# start of WORKING DATA

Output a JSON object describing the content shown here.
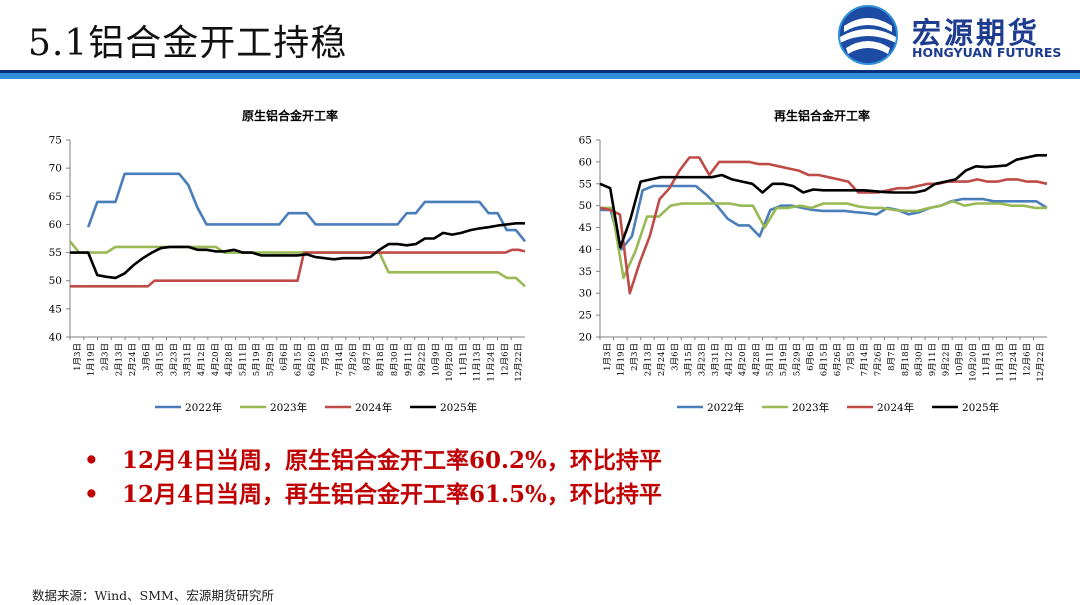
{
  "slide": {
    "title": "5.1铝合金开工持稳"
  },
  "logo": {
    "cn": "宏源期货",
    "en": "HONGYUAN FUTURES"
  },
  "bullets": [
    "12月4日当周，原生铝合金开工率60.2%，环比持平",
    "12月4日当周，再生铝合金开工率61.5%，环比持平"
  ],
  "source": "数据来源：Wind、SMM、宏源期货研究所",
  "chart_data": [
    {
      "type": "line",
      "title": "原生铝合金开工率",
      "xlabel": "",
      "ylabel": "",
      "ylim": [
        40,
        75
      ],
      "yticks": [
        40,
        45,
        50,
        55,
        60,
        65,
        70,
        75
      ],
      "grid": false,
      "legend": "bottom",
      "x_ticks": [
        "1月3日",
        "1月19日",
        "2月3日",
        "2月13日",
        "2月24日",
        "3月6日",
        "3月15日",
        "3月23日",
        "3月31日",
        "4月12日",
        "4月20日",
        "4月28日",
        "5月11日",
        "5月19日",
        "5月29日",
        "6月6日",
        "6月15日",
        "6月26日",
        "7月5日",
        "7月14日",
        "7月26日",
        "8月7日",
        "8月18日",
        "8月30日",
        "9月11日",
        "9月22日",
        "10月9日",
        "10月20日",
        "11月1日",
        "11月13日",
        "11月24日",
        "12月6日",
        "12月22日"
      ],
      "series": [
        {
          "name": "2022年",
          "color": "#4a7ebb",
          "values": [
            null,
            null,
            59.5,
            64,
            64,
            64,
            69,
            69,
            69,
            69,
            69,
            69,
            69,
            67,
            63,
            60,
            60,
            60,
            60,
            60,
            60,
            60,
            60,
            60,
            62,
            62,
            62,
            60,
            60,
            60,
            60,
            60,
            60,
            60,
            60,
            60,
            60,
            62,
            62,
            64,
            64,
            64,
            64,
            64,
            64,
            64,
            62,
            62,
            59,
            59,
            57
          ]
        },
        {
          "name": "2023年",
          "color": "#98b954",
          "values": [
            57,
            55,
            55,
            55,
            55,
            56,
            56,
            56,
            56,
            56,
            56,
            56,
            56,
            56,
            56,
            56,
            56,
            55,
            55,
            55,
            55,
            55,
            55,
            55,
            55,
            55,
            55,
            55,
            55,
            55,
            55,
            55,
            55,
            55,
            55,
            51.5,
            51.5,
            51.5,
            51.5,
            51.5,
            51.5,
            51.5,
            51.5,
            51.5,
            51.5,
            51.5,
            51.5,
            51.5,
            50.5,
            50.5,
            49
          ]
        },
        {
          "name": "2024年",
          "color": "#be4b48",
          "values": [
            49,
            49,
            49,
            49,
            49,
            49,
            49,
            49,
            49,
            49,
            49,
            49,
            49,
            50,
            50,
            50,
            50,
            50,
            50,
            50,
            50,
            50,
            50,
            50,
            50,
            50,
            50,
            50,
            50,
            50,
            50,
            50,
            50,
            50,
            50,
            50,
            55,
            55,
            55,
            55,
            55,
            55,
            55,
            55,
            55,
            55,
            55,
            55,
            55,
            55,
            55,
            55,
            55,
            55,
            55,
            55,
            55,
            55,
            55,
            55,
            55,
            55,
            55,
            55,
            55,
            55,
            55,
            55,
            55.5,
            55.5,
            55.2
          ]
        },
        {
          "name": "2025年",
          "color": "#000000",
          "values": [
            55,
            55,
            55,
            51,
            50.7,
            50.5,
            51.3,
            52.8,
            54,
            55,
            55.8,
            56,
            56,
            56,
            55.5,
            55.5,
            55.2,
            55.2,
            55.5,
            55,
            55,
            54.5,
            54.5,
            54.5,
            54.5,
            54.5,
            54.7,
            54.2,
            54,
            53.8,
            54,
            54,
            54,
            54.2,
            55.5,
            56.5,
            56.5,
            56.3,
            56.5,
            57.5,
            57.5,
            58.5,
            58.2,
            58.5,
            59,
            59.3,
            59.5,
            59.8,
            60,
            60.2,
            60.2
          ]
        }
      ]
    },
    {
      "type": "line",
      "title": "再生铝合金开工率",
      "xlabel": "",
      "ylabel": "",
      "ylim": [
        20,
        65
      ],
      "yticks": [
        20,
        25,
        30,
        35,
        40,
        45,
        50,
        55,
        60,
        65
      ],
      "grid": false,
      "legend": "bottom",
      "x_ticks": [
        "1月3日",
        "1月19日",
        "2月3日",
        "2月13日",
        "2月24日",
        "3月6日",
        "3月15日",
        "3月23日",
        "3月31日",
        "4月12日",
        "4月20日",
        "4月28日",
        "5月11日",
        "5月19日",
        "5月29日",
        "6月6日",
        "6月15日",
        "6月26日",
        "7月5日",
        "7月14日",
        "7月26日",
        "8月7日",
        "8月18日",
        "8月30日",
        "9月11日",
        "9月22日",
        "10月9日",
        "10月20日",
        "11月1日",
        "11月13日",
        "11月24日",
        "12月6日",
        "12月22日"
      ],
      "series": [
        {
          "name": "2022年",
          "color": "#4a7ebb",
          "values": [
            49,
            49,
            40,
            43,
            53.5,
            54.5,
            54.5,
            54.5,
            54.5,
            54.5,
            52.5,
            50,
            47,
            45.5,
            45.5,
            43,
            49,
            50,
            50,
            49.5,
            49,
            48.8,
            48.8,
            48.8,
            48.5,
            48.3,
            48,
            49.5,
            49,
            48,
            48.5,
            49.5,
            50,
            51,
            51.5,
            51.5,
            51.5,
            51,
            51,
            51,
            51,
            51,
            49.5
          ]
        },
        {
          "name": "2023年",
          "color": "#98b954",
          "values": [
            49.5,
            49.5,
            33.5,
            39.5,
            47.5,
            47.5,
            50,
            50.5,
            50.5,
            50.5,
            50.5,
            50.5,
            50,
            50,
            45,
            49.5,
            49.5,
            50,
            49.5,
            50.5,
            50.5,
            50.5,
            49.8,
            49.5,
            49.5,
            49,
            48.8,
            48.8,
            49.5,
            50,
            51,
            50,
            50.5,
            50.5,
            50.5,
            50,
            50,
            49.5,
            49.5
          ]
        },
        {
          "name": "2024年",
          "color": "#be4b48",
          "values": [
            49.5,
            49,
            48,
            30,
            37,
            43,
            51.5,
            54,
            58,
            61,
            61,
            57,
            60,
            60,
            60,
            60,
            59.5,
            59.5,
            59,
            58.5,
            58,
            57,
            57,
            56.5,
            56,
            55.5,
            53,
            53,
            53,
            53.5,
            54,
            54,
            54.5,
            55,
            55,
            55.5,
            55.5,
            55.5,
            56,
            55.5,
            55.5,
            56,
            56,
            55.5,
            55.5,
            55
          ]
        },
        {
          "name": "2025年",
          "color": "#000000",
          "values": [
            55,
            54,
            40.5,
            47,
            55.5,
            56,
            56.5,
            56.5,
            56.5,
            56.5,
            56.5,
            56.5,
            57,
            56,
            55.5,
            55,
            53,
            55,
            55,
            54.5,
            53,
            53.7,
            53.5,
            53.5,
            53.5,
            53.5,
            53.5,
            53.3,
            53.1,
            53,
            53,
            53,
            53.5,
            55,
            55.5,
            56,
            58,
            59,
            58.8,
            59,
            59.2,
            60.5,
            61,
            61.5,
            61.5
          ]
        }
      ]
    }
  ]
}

# end of WORKING DATA

=== SET EXERCISE ===
Copy the data exactly. Any picture it contains is to be omitted.

=== CORRECT RESPONSE ===
Output a JSON object describing the content shown here.
{
  "slide": {
    "title": "5.1铝合金开工持稳"
  },
  "logo": {
    "cn": "宏源期货",
    "en": "HONGYUAN FUTURES"
  },
  "bullets": [
    "12月4日当周，原生铝合金开工率60.2%，环比持平",
    "12月4日当周，再生铝合金开工率61.5%，环比持平"
  ],
  "source": "数据来源：Wind、SMM、宏源期货研究所",
  "chart_data": [
    {
      "type": "line",
      "title": "原生铝合金开工率",
      "xlabel": "",
      "ylabel": "",
      "ylim": [
        40,
        75
      ],
      "yticks": [
        40,
        45,
        50,
        55,
        60,
        65,
        70,
        75
      ],
      "grid": false,
      "legend": "bottom",
      "x_ticks": [
        "1月3日",
        "1月19日",
        "2月3日",
        "2月13日",
        "2月24日",
        "3月6日",
        "3月15日",
        "3月23日",
        "3月31日",
        "4月12日",
        "4月20日",
        "4月28日",
        "5月11日",
        "5月19日",
        "5月29日",
        "6月6日",
        "6月15日",
        "6月26日",
        "7月5日",
        "7月14日",
        "7月26日",
        "8月7日",
        "8月18日",
        "8月30日",
        "9月11日",
        "9月22日",
        "10月9日",
        "10月20日",
        "11月1日",
        "11月13日",
        "11月24日",
        "12月6日",
        "12月22日"
      ],
      "series": [
        {
          "name": "2022年",
          "color": "#4a7ebb",
          "values": [
            null,
            null,
            59.5,
            64,
            64,
            64,
            69,
            69,
            69,
            69,
            69,
            69,
            69,
            67,
            63,
            60,
            60,
            60,
            60,
            60,
            60,
            60,
            60,
            60,
            62,
            62,
            62,
            60,
            60,
            60,
            60,
            60,
            60,
            60,
            60,
            60,
            60,
            62,
            62,
            64,
            64,
            64,
            64,
            64,
            64,
            64,
            62,
            62,
            59,
            59,
            57
          ]
        },
        {
          "name": "2023年",
          "color": "#98b954",
          "values": [
            57,
            55,
            55,
            55,
            55,
            56,
            56,
            56,
            56,
            56,
            56,
            56,
            56,
            56,
            56,
            56,
            56,
            55,
            55,
            55,
            55,
            55,
            55,
            55,
            55,
            55,
            55,
            55,
            55,
            55,
            55,
            55,
            55,
            55,
            55,
            51.5,
            51.5,
            51.5,
            51.5,
            51.5,
            51.5,
            51.5,
            51.5,
            51.5,
            51.5,
            51.5,
            51.5,
            51.5,
            50.5,
            50.5,
            49
          ]
        },
        {
          "name": "2024年",
          "color": "#be4b48",
          "values": [
            49,
            49,
            49,
            49,
            49,
            49,
            49,
            49,
            49,
            49,
            49,
            49,
            49,
            50,
            50,
            50,
            50,
            50,
            50,
            50,
            50,
            50,
            50,
            50,
            50,
            50,
            50,
            50,
            50,
            50,
            50,
            50,
            50,
            50,
            50,
            50,
            55,
            55,
            55,
            55,
            55,
            55,
            55,
            55,
            55,
            55,
            55,
            55,
            55,
            55,
            55,
            55,
            55,
            55,
            55,
            55,
            55,
            55,
            55,
            55,
            55,
            55,
            55,
            55,
            55,
            55,
            55,
            55,
            55.5,
            55.5,
            55.2
          ]
        },
        {
          "name": "2025年",
          "color": "#000000",
          "values": [
            55,
            55,
            55,
            51,
            50.7,
            50.5,
            51.3,
            52.8,
            54,
            55,
            55.8,
            56,
            56,
            56,
            55.5,
            55.5,
            55.2,
            55.2,
            55.5,
            55,
            55,
            54.5,
            54.5,
            54.5,
            54.5,
            54.5,
            54.7,
            54.2,
            54,
            53.8,
            54,
            54,
            54,
            54.2,
            55.5,
            56.5,
            56.5,
            56.3,
            56.5,
            57.5,
            57.5,
            58.5,
            58.2,
            58.5,
            59,
            59.3,
            59.5,
            59.8,
            60,
            60.2,
            60.2
          ]
        }
      ]
    },
    {
      "type": "line",
      "title": "再生铝合金开工率",
      "xlabel": "",
      "ylabel": "",
      "ylim": [
        20,
        65
      ],
      "yticks": [
        20,
        25,
        30,
        35,
        40,
        45,
        50,
        55,
        60,
        65
      ],
      "grid": false,
      "legend": "bottom",
      "x_ticks": [
        "1月3日",
        "1月19日",
        "2月3日",
        "2月13日",
        "2月24日",
        "3月6日",
        "3月15日",
        "3月23日",
        "3月31日",
        "4月12日",
        "4月20日",
        "4月28日",
        "5月11日",
        "5月19日",
        "5月29日",
        "6月6日",
        "6月15日",
        "6月26日",
        "7月5日",
        "7月14日",
        "7月26日",
        "8月7日",
        "8月18日",
        "8月30日",
        "9月11日",
        "9月22日",
        "10月9日",
        "10月20日",
        "11月1日",
        "11月13日",
        "11月24日",
        "12月6日",
        "12月22日"
      ],
      "series": [
        {
          "name": "2022年",
          "color": "#4a7ebb",
          "values": [
            49,
            49,
            40,
            43,
            53.5,
            54.5,
            54.5,
            54.5,
            54.5,
            54.5,
            52.5,
            50,
            47,
            45.5,
            45.5,
            43,
            49,
            50,
            50,
            49.5,
            49,
            48.8,
            48.8,
            48.8,
            48.5,
            48.3,
            48,
            49.5,
            49,
            48,
            48.5,
            49.5,
            50,
            51,
            51.5,
            51.5,
            51.5,
            51,
            51,
            51,
            51,
            51,
            49.5
          ]
        },
        {
          "name": "2023年",
          "color": "#98b954",
          "values": [
            49.5,
            49.5,
            33.5,
            39.5,
            47.5,
            47.5,
            50,
            50.5,
            50.5,
            50.5,
            50.5,
            50.5,
            50,
            50,
            45,
            49.5,
            49.5,
            50,
            49.5,
            50.5,
            50.5,
            50.5,
            49.8,
            49.5,
            49.5,
            49,
            48.8,
            48.8,
            49.5,
            50,
            51,
            50,
            50.5,
            50.5,
            50.5,
            50,
            50,
            49.5,
            49.5
          ]
        },
        {
          "name": "2024年",
          "color": "#be4b48",
          "values": [
            49.5,
            49,
            48,
            30,
            37,
            43,
            51.5,
            54,
            58,
            61,
            61,
            57,
            60,
            60,
            60,
            60,
            59.5,
            59.5,
            59,
            58.5,
            58,
            57,
            57,
            56.5,
            56,
            55.5,
            53,
            53,
            53,
            53.5,
            54,
            54,
            54.5,
            55,
            55,
            55.5,
            55.5,
            55.5,
            56,
            55.5,
            55.5,
            56,
            56,
            55.5,
            55.5,
            55
          ]
        },
        {
          "name": "2025年",
          "color": "#000000",
          "values": [
            55,
            54,
            40.5,
            47,
            55.5,
            56,
            56.5,
            56.5,
            56.5,
            56.5,
            56.5,
            56.5,
            57,
            56,
            55.5,
            55,
            53,
            55,
            55,
            54.5,
            53,
            53.7,
            53.5,
            53.5,
            53.5,
            53.5,
            53.5,
            53.3,
            53.1,
            53,
            53,
            53,
            53.5,
            55,
            55.5,
            56,
            58,
            59,
            58.8,
            59,
            59.2,
            60.5,
            61,
            61.5,
            61.5
          ]
        }
      ]
    }
  ]
}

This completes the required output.